__Your instructions__. Reading down the listing below, count the lines where the word "Trochalopteron" shows up, then give only that count.

__Data provided__.
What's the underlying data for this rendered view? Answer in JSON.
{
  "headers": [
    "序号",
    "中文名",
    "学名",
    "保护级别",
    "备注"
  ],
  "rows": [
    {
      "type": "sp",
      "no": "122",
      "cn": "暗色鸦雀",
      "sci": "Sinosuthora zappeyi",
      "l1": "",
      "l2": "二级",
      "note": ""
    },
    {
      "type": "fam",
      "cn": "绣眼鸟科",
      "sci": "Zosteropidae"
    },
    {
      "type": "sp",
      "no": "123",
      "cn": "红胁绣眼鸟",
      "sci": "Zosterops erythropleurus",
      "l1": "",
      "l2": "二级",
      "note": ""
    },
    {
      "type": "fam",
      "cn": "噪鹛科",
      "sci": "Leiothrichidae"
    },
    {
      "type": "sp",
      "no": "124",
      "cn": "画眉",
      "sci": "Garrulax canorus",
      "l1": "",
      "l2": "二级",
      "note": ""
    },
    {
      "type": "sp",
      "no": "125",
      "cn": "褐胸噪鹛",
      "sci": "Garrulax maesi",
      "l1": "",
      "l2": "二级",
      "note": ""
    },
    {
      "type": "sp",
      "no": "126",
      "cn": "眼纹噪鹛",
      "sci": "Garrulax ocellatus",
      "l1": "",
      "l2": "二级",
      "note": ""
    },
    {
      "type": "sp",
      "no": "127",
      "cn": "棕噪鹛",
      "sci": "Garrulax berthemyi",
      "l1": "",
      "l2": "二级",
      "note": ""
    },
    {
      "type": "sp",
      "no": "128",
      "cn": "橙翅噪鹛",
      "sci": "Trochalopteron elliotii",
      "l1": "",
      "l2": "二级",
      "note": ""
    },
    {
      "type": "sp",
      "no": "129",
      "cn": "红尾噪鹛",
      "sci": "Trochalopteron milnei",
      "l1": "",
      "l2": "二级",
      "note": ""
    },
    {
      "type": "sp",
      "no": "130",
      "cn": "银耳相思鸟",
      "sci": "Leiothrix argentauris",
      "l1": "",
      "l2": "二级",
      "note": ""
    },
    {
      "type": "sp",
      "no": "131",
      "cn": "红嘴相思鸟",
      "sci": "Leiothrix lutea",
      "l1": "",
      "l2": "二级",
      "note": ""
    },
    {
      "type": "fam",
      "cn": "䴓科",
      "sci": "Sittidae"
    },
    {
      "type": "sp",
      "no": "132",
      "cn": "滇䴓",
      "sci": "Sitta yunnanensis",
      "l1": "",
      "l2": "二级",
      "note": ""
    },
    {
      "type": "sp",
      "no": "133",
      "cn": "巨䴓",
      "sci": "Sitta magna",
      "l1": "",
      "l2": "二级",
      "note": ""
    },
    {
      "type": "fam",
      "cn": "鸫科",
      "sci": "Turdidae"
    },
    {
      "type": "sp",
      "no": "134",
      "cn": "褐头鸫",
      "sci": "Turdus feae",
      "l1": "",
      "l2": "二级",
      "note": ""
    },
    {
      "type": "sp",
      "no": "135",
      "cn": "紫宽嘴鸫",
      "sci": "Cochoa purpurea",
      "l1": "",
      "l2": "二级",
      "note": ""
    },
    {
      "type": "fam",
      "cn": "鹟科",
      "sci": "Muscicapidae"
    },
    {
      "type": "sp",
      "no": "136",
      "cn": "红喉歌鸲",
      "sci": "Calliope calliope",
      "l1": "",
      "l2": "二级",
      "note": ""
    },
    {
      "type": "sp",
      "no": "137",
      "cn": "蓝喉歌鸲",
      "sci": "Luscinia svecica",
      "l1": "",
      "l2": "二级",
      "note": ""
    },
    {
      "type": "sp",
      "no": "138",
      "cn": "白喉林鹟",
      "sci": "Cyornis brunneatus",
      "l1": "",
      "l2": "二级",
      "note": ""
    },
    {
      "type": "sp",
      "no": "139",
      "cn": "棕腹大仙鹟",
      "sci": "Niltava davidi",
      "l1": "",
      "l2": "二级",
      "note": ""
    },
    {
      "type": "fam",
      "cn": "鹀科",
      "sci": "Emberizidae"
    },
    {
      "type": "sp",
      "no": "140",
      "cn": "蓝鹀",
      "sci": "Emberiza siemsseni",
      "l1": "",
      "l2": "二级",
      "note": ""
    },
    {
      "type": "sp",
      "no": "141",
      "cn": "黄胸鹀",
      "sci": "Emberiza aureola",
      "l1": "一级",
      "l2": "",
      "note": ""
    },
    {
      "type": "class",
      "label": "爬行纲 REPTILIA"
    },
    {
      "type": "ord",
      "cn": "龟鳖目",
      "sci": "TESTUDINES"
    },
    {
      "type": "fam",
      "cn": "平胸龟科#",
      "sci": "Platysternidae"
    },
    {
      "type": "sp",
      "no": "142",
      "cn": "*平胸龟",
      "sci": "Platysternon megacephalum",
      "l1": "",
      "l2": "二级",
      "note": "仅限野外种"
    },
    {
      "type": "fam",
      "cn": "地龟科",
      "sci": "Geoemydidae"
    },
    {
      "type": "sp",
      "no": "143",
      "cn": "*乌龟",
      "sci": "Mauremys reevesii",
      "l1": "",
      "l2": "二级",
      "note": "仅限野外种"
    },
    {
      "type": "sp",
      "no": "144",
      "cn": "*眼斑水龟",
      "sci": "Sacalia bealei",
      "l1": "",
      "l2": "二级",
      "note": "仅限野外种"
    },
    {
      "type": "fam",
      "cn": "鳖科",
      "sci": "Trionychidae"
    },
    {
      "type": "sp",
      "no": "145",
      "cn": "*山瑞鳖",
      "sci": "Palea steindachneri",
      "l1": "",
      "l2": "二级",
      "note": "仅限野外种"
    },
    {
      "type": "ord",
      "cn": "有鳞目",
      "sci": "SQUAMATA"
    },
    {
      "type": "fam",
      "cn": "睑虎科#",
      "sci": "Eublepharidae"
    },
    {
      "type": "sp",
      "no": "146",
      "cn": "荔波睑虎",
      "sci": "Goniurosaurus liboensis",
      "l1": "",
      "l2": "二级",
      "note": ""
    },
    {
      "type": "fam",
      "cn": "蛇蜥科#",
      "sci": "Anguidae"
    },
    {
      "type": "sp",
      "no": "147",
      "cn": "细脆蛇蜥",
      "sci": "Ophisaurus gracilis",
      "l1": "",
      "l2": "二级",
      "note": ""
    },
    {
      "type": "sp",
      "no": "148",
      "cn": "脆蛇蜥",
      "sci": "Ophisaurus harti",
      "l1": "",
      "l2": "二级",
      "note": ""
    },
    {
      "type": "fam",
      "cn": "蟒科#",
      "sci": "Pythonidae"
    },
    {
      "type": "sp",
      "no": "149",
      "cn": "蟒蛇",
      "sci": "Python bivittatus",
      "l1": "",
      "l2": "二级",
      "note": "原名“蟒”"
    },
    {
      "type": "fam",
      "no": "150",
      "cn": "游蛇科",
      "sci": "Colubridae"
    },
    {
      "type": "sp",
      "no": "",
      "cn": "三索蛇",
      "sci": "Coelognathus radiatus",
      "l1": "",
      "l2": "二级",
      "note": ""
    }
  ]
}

__Task output__. 2